EXERCISE TASK: Every line from the one with "Type out the text in this image." through the end of the entries below should be written out exactly; the pictures should not.

SUPPLIED MATERIAL:
•••••

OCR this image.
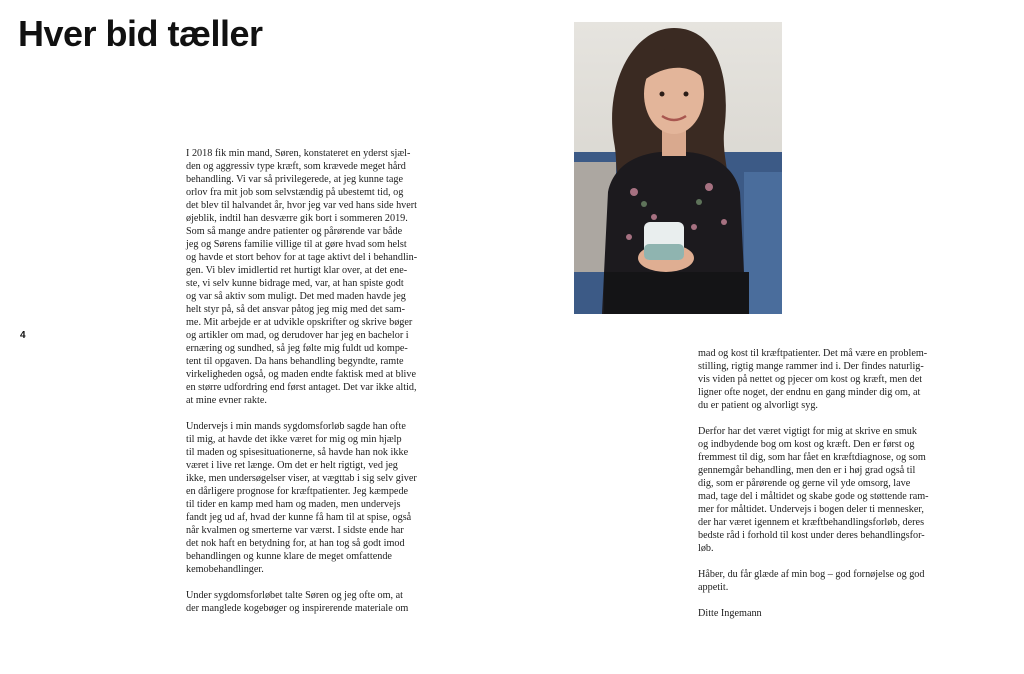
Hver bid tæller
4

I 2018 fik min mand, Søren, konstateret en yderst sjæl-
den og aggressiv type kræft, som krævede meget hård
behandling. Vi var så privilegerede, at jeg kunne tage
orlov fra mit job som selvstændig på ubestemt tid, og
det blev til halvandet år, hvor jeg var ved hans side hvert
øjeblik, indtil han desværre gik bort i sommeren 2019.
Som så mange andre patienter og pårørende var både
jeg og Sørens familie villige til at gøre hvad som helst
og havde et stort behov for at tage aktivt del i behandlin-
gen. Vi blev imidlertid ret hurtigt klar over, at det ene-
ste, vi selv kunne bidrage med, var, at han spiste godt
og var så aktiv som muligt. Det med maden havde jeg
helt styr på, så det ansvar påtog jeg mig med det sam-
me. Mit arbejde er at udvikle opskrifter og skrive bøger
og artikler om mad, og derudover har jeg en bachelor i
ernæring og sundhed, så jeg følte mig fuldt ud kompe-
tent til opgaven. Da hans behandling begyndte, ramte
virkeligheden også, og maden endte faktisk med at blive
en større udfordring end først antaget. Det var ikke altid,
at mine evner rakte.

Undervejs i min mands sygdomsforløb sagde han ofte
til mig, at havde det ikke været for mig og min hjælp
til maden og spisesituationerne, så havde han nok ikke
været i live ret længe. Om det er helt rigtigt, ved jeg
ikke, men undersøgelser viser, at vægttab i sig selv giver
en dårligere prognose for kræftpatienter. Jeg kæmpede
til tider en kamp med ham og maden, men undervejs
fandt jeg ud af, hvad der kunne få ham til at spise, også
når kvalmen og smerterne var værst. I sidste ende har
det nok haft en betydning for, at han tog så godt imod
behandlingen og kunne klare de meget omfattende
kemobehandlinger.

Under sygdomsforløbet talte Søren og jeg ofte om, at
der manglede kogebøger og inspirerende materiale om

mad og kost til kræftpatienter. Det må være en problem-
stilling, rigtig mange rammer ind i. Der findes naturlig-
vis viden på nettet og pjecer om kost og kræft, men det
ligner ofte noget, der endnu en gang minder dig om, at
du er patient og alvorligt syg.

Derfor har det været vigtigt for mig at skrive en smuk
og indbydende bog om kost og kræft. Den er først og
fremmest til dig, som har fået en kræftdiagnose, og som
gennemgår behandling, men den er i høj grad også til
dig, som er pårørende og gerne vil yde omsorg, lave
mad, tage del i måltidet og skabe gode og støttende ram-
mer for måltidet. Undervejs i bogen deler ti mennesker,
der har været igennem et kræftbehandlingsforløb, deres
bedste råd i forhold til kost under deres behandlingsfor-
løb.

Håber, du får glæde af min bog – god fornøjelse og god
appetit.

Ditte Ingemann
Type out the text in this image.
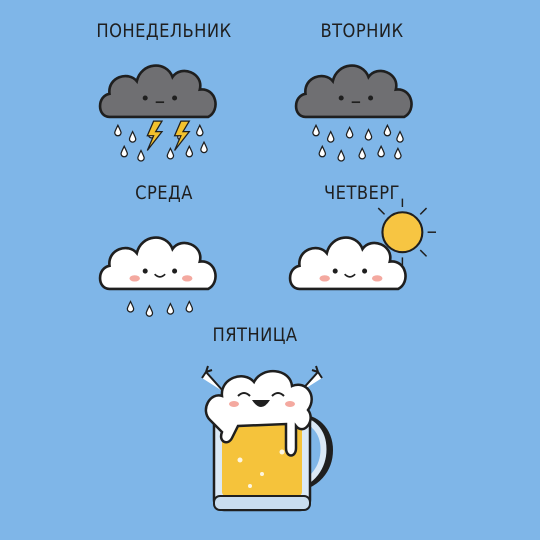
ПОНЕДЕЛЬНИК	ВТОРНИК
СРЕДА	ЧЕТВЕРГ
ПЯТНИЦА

•••••

RESULT FOR THIS EXERCISE:
Type out the text in this image.
ПОНЕДЕЛЬНИК	ВТОРНИК
СРЕДА	ЧЕТВЕРГ
ПЯТНИЦА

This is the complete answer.